### Directions for this task
Collect all lines containing the word "языкомъ" from the data.

Dataset records
•••

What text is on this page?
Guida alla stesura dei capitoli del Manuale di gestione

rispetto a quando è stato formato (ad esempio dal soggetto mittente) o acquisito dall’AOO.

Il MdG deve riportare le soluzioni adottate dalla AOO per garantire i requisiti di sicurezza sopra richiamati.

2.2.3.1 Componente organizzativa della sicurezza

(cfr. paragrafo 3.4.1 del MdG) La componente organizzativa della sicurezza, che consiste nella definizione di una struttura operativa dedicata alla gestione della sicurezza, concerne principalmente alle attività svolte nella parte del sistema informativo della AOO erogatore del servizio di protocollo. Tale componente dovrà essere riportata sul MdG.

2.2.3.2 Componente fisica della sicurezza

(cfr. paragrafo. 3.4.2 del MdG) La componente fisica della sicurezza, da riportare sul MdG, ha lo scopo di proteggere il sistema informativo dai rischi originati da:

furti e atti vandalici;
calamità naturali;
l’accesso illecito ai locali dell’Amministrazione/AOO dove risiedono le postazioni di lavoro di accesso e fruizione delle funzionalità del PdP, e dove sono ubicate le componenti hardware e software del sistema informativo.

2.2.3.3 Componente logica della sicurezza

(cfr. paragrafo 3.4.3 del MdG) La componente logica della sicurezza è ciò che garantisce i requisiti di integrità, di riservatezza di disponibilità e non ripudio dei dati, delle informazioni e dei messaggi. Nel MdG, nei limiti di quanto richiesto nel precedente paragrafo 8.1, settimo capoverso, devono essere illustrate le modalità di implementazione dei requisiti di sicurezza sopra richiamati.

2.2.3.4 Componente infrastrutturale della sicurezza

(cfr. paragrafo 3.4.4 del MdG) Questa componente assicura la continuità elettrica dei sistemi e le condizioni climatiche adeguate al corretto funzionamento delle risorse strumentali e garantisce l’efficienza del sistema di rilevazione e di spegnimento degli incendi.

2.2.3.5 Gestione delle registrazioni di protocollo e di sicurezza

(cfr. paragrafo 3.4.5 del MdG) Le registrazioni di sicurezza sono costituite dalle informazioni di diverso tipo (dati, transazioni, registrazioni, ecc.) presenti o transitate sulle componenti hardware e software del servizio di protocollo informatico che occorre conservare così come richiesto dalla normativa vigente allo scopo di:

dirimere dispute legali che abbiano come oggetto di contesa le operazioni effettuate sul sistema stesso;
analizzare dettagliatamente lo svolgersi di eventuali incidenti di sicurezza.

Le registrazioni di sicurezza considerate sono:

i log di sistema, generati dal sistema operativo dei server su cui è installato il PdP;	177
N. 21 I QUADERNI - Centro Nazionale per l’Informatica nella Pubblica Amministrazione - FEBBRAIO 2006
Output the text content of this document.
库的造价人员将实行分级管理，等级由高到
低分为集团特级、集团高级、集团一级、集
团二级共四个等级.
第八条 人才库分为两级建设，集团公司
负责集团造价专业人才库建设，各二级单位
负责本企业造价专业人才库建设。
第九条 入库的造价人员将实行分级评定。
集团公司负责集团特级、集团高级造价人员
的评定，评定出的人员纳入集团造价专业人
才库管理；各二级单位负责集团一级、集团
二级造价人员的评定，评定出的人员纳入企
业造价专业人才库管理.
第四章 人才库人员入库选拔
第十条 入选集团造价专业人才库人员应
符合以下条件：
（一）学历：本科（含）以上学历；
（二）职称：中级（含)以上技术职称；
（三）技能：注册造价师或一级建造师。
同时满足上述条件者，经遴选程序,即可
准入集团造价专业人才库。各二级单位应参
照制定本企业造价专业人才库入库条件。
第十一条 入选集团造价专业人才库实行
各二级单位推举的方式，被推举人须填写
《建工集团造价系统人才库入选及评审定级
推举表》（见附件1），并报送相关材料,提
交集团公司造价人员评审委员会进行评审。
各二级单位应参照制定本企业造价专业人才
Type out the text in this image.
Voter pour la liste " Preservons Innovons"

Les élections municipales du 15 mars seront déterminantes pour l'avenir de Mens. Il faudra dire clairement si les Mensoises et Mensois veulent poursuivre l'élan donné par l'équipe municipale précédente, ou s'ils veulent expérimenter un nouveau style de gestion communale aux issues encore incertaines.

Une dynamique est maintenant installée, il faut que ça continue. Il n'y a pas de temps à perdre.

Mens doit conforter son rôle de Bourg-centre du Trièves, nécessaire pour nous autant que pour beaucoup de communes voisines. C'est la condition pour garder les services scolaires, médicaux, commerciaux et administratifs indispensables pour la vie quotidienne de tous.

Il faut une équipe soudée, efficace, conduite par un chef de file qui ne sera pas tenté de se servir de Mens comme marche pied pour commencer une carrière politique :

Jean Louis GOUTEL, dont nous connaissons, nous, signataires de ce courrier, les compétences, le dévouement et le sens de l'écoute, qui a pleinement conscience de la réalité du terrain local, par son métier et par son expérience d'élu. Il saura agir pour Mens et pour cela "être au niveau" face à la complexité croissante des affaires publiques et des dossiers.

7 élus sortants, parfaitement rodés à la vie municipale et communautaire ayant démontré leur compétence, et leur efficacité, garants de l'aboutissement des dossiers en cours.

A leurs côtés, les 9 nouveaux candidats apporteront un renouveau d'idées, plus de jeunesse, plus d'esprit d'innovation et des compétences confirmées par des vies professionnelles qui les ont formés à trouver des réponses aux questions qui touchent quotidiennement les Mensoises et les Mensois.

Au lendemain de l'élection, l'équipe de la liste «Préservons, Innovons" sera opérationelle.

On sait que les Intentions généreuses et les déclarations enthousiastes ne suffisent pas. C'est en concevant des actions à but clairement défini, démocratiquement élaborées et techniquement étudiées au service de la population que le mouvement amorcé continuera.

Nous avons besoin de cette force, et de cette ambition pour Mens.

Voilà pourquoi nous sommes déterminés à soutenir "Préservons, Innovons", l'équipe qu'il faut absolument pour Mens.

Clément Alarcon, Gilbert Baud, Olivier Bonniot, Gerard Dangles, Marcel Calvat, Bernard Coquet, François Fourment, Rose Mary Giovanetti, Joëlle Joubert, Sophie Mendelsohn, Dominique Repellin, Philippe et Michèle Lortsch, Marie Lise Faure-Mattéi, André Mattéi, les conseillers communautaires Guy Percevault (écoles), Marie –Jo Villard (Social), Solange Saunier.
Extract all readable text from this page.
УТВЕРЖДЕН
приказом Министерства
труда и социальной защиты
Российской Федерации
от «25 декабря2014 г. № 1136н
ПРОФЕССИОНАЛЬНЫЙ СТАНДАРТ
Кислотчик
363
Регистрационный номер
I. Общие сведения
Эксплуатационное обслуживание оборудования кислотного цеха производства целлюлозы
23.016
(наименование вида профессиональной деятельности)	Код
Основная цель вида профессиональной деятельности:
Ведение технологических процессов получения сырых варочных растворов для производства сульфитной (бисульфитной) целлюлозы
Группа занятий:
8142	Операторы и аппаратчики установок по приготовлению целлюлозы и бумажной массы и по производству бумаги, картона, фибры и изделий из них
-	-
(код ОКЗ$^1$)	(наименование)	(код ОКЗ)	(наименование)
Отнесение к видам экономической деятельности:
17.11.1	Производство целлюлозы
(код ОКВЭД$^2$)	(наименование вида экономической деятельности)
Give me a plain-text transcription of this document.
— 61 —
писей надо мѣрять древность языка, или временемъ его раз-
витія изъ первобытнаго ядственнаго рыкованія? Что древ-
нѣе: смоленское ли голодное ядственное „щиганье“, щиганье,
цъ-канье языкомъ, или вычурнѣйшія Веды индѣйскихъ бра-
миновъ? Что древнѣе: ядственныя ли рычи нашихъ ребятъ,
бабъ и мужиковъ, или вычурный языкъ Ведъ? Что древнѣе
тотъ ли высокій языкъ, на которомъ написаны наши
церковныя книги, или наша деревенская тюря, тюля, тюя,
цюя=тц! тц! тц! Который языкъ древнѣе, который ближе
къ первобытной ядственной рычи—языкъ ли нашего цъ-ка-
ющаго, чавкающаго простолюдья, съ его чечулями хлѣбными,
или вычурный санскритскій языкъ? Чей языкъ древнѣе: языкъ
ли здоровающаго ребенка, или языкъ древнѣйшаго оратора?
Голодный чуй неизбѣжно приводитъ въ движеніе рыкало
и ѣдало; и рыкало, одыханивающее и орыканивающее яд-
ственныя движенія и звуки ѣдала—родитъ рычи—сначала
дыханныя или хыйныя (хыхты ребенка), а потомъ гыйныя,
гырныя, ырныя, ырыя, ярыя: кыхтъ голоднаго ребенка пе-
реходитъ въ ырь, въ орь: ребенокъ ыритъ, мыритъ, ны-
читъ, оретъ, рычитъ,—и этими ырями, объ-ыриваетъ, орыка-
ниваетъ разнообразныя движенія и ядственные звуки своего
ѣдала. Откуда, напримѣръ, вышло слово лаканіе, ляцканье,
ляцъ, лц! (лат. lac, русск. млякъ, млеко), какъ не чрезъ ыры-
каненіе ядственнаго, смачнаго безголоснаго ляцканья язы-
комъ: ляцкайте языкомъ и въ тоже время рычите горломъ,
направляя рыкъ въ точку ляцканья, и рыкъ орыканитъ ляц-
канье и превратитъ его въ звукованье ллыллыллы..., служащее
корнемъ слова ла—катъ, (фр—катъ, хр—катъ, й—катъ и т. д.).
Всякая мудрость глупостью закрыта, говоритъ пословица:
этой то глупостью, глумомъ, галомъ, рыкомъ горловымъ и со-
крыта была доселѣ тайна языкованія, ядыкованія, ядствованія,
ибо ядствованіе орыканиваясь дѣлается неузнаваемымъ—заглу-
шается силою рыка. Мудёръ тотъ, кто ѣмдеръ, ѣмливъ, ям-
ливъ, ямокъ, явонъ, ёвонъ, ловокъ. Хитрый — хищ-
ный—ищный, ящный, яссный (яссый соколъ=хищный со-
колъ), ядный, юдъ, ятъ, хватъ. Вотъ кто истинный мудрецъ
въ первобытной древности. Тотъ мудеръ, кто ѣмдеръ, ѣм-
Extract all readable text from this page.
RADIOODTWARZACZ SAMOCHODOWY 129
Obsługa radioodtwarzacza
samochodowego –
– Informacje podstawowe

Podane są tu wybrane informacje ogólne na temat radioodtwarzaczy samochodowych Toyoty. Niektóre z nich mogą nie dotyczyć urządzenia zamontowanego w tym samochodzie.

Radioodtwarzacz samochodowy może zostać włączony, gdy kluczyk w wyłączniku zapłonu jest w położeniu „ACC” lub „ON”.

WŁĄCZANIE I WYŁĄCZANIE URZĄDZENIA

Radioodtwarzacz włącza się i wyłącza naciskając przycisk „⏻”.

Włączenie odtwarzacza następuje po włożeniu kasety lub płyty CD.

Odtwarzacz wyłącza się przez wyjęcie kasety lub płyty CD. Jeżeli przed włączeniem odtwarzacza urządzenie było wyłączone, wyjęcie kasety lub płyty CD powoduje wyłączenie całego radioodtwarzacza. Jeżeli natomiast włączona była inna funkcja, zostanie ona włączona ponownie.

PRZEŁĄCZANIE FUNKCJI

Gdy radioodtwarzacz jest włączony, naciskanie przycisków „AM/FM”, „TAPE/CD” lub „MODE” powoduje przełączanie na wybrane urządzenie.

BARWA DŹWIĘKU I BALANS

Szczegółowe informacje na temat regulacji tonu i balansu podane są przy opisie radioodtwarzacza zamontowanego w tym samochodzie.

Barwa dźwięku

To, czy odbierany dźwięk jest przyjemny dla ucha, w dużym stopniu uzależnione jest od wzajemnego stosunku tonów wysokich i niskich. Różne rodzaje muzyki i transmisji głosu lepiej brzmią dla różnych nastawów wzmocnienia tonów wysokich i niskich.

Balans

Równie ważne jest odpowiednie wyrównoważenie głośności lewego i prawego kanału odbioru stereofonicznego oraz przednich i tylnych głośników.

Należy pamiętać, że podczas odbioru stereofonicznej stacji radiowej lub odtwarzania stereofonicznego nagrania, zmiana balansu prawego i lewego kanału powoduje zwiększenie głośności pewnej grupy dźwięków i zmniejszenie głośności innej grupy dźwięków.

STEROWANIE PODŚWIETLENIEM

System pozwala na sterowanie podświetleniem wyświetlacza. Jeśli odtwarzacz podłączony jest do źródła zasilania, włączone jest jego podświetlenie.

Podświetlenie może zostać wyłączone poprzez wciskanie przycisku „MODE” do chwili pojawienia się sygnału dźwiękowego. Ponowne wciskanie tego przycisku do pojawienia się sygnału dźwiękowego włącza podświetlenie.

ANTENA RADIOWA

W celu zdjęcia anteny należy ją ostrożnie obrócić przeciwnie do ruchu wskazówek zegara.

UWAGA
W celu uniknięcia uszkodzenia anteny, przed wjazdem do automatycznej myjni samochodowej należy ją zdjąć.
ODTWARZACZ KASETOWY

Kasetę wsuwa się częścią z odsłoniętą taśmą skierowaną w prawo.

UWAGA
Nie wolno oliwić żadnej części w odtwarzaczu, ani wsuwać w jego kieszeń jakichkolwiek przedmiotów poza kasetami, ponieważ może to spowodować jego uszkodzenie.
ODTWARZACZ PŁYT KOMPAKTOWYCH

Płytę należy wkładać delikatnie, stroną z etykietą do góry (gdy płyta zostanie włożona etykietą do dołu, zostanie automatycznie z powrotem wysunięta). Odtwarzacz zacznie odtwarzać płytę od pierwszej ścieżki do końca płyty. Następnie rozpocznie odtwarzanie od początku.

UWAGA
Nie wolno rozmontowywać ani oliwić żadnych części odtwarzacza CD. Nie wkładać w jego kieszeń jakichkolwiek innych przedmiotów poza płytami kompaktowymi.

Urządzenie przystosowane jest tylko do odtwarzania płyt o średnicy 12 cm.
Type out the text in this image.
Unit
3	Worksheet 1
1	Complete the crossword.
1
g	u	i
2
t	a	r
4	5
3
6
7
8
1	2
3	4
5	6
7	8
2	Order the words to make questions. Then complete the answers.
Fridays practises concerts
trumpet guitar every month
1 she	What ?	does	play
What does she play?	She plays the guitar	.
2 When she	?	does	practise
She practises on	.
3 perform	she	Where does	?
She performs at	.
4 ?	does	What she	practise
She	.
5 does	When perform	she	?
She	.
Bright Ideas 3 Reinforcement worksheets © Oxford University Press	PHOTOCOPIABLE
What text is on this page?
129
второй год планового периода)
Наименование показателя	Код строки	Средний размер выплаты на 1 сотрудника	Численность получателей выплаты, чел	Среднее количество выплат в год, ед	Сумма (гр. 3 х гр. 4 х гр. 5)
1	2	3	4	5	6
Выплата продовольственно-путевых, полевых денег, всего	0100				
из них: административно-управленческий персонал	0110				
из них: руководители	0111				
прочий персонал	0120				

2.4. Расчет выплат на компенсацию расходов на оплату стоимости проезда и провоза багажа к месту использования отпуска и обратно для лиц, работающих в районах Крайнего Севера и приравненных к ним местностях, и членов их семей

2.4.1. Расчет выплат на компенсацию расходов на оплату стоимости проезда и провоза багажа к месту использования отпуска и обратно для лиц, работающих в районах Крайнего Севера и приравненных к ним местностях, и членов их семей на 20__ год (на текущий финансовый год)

•••

### Task result
цъ-канье языкомъ, или вычурнѣйшія Веды индѣйскихъ бра-
комъ: ляцкайте языкомъ и въ тоже время рычите горломъ,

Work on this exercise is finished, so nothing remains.